=== Excerpted data ===
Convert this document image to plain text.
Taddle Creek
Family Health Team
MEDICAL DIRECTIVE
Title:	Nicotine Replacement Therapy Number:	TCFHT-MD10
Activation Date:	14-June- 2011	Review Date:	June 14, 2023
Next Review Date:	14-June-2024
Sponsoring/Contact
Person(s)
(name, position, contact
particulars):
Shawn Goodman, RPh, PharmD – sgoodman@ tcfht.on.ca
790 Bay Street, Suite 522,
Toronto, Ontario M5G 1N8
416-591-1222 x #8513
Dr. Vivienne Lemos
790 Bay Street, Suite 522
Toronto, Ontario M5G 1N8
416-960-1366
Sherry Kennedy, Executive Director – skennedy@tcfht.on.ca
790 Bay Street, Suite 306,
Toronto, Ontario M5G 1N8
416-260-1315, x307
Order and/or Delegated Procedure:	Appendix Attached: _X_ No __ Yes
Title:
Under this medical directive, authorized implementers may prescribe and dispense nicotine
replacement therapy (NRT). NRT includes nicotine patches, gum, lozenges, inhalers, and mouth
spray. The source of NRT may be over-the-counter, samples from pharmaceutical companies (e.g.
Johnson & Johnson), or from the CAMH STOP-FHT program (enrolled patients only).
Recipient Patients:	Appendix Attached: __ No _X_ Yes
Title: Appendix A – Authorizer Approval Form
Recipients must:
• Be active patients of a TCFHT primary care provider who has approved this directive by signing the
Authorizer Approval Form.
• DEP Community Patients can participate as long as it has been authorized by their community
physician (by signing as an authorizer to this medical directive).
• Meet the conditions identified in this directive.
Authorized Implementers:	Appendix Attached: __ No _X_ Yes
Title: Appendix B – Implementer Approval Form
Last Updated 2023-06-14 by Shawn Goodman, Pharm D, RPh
===
=== Excerpted data ===
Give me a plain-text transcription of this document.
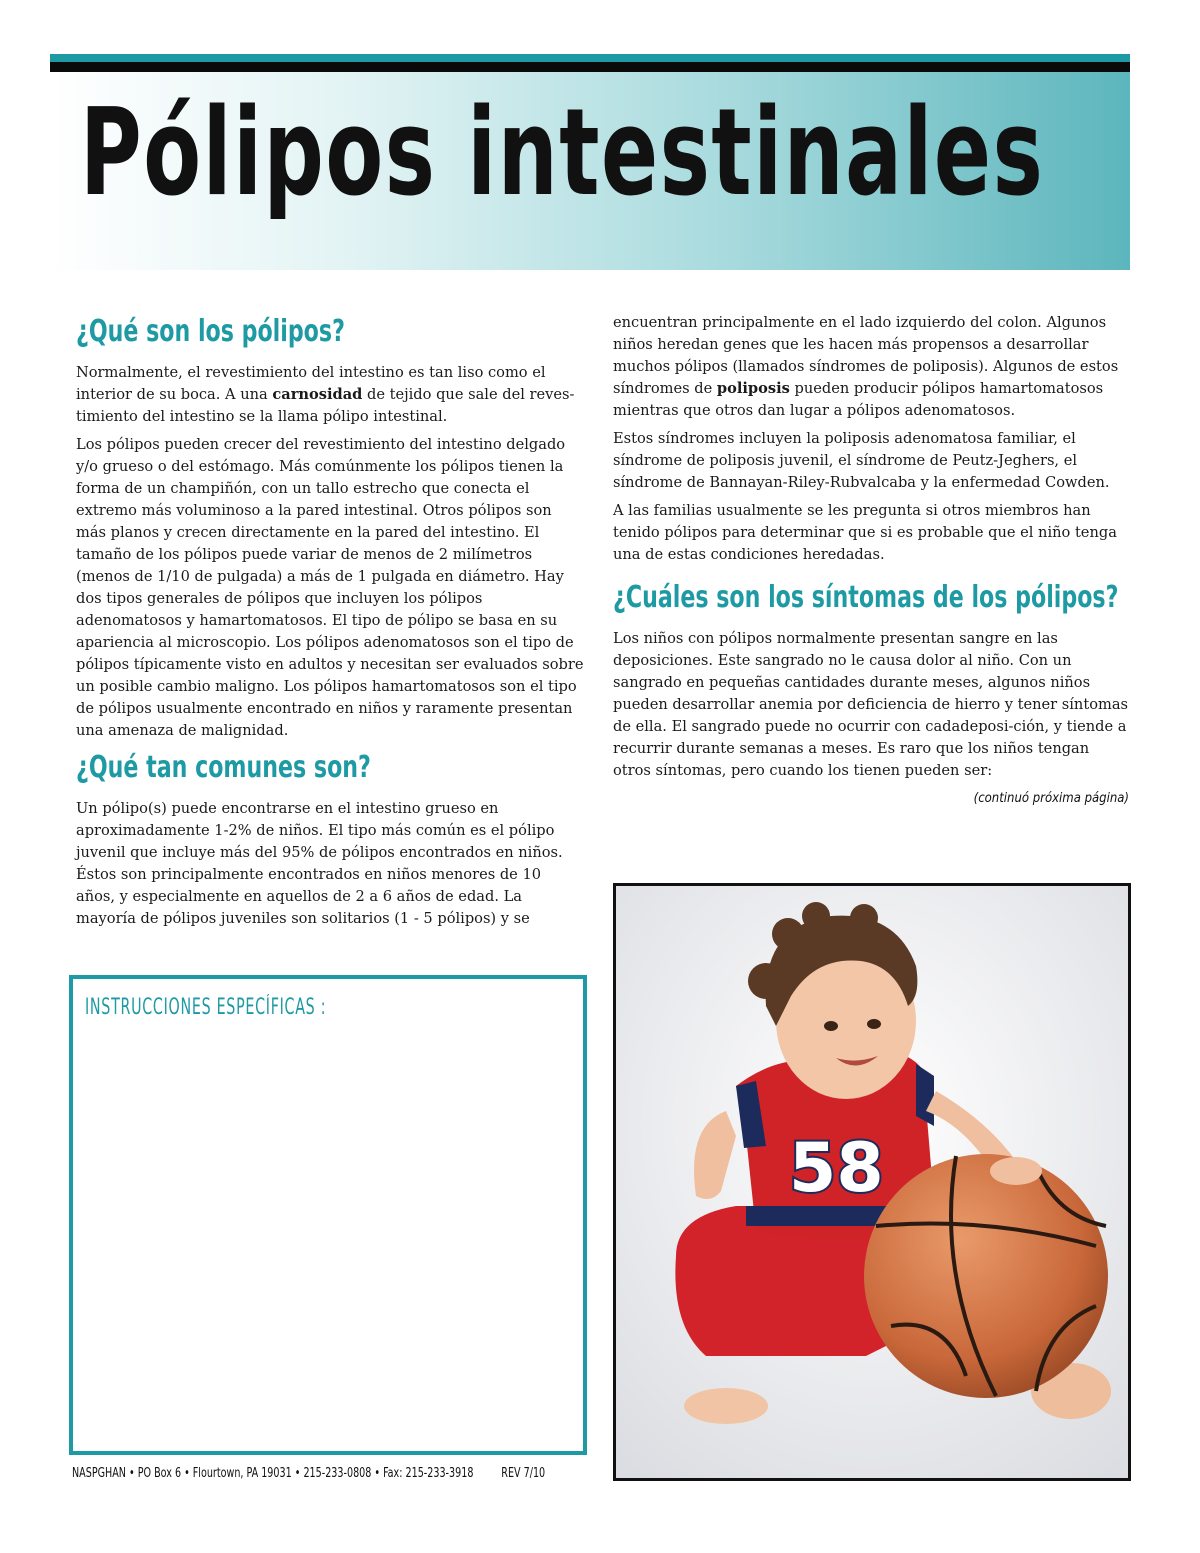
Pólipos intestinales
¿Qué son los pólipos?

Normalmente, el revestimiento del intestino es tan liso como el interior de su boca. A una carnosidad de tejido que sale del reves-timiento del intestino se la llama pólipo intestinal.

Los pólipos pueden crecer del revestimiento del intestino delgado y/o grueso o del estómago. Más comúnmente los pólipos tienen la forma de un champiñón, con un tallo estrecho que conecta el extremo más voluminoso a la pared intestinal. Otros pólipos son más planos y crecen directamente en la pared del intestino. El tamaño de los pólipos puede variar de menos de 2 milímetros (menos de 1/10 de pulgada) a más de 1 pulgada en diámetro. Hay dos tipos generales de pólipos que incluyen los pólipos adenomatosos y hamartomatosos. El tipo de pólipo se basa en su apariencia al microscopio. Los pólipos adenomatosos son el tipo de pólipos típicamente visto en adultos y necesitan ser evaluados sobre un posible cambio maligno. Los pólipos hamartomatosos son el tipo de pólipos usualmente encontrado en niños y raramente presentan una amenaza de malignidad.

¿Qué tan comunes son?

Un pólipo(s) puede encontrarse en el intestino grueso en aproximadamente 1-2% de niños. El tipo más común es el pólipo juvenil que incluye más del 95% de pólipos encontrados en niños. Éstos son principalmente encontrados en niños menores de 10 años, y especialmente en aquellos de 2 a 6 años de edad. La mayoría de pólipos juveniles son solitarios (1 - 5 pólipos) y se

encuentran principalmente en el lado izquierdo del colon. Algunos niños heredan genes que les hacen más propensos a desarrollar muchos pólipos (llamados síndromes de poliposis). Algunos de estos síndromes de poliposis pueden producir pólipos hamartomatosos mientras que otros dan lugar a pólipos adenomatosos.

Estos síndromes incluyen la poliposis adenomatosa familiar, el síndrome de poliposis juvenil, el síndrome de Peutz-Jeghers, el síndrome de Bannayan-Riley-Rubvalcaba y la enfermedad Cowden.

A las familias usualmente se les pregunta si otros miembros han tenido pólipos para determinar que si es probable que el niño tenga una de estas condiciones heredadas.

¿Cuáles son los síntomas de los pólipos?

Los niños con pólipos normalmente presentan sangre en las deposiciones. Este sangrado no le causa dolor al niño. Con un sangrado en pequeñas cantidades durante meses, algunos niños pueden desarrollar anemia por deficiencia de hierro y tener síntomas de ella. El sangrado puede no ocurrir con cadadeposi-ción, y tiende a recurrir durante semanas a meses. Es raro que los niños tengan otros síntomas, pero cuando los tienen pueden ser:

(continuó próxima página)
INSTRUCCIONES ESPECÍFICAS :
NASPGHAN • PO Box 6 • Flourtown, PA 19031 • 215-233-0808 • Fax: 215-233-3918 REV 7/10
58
===
=== Excerpted data ===
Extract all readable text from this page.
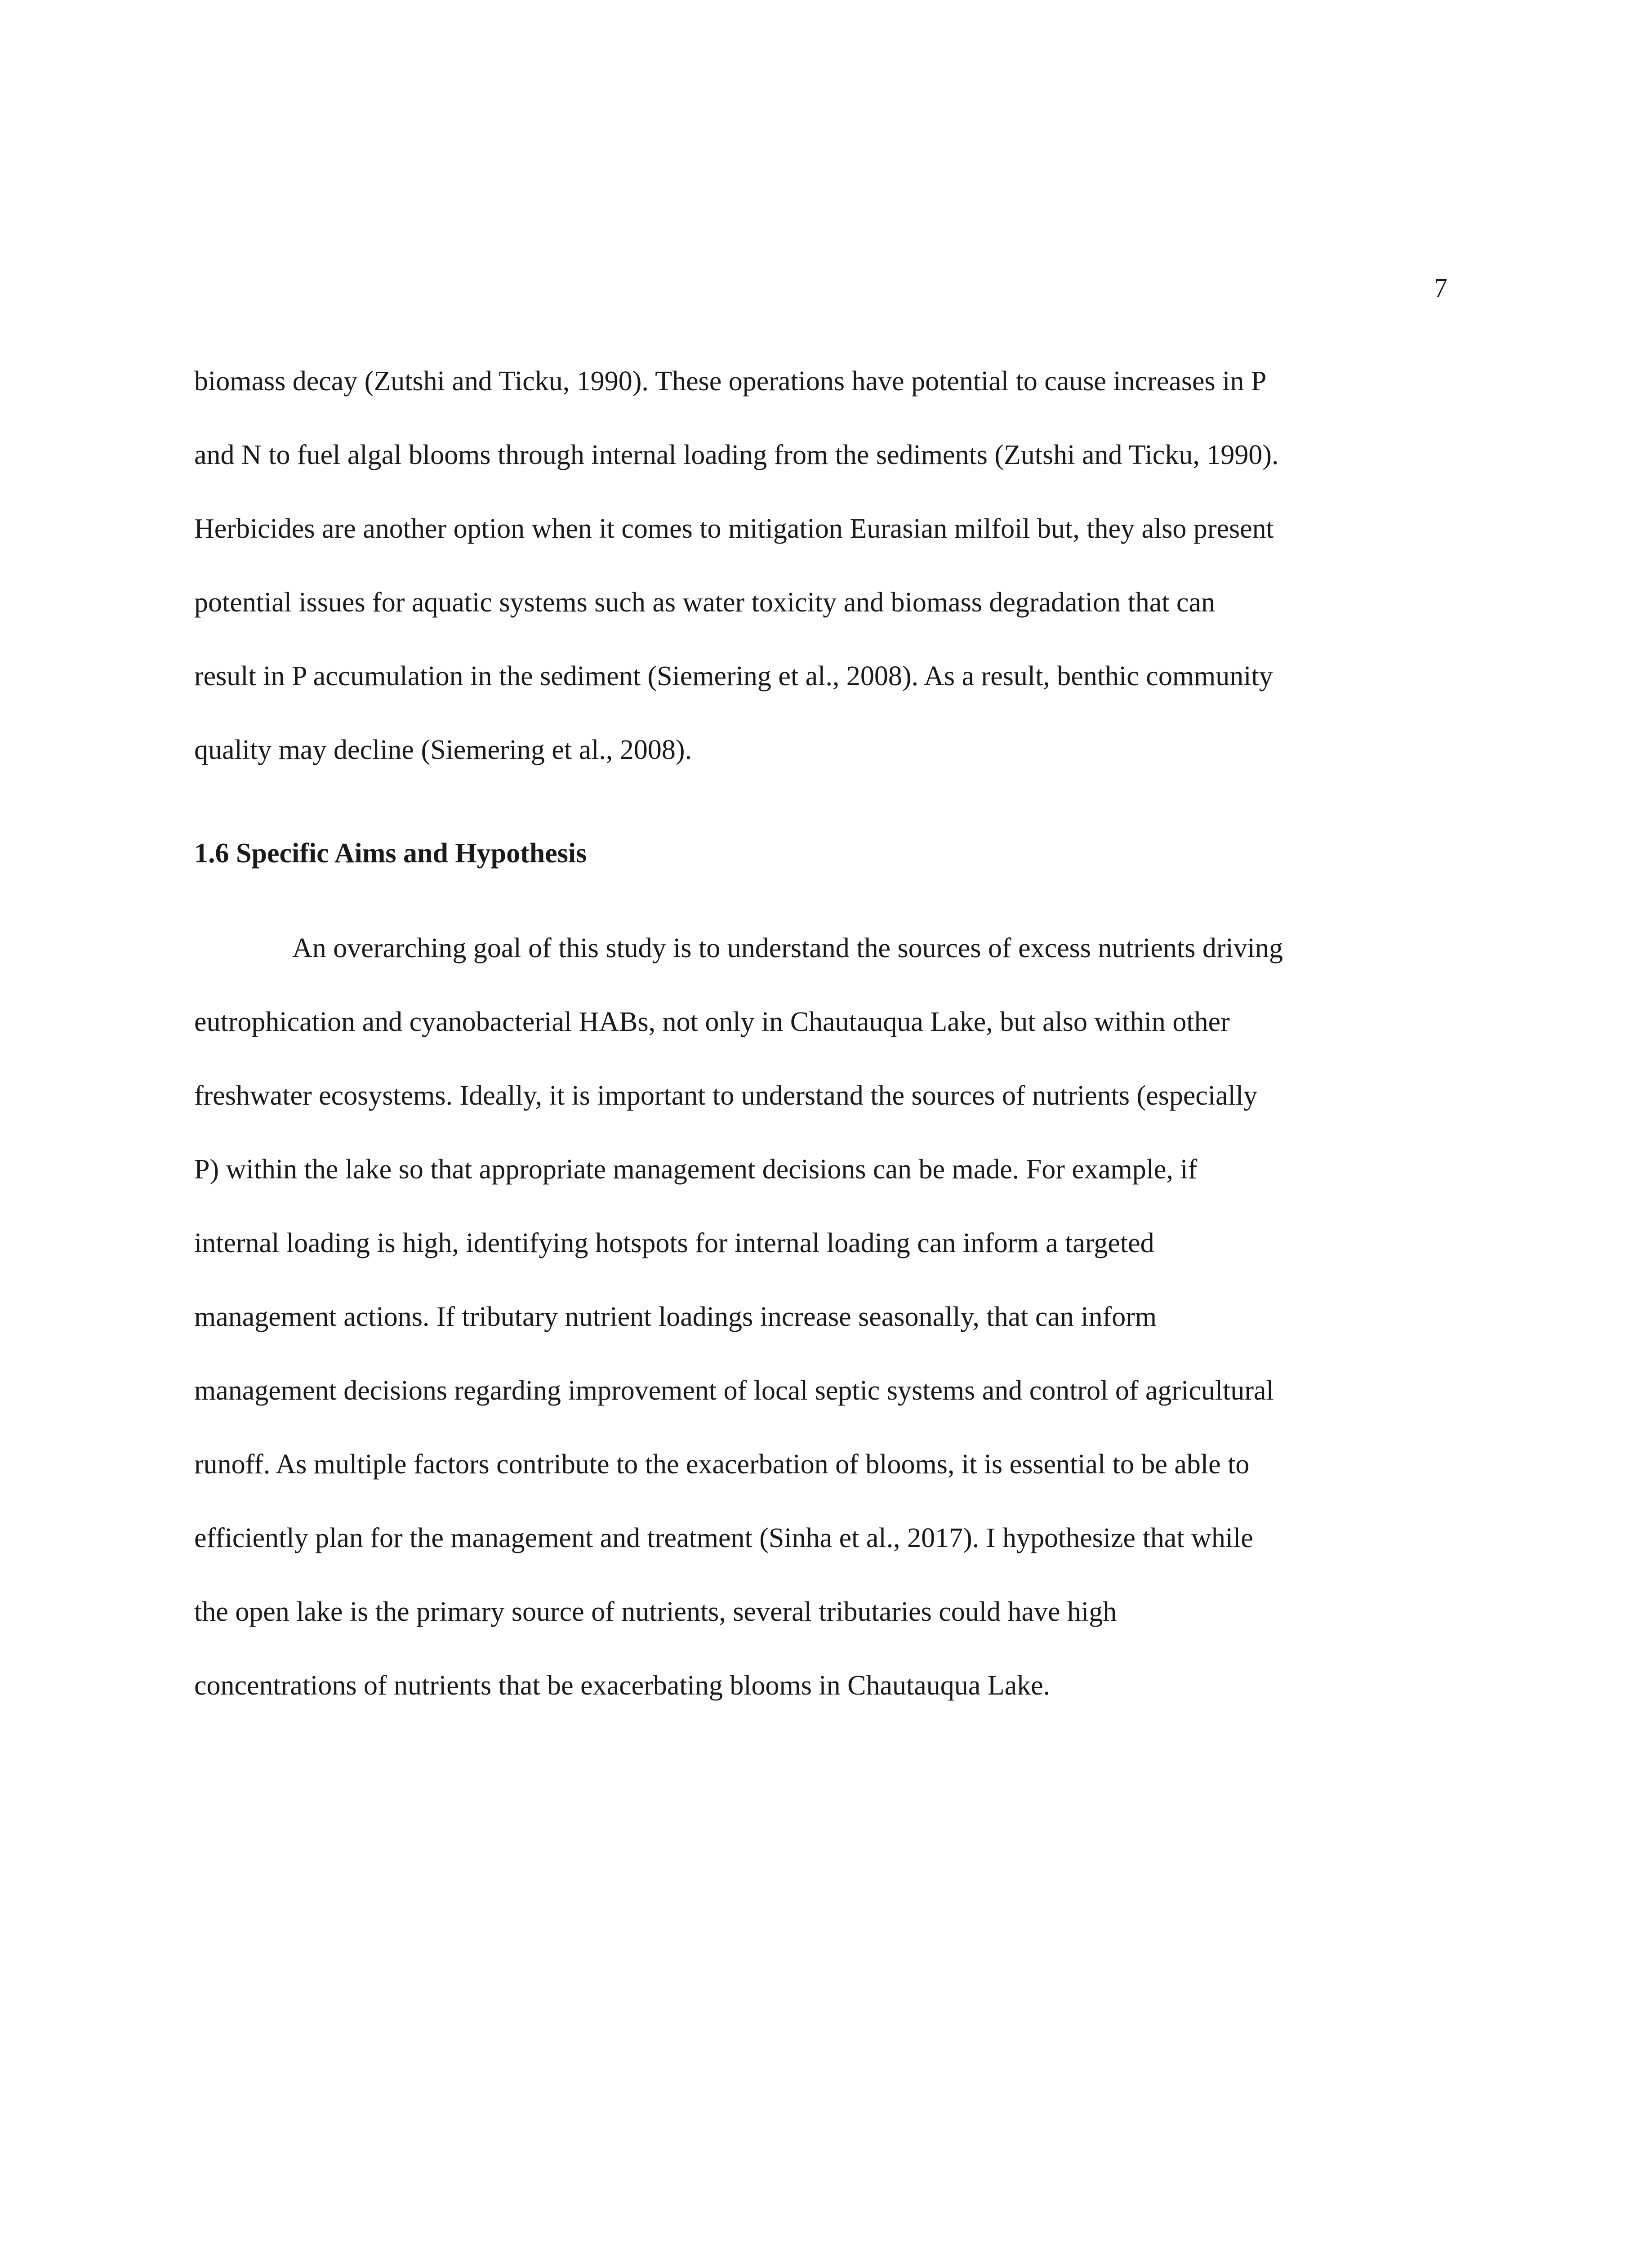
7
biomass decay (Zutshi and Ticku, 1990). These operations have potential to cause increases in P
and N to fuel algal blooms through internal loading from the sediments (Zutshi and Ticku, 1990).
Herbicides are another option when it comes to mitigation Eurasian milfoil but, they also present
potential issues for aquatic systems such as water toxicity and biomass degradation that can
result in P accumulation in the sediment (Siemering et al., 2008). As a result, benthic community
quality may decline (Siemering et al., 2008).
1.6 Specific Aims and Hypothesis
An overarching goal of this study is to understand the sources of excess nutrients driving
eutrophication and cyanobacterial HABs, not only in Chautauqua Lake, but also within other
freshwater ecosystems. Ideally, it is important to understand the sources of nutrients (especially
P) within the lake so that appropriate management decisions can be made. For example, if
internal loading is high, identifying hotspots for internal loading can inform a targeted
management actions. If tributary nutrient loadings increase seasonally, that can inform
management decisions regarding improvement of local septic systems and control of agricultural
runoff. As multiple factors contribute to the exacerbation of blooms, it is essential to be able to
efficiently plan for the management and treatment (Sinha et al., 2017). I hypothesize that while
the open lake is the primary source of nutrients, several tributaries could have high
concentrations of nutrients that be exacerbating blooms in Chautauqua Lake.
===
## Task to carry out
Select every line of the material above holding the word "Shawn" and copy it.

## Result for this exercise
Shawn Goodman, RPh, PharmD – sgoodman@ tcfht.on.ca
Last Updated 2023-06-14 by Shawn Goodman, Pharm D, RPh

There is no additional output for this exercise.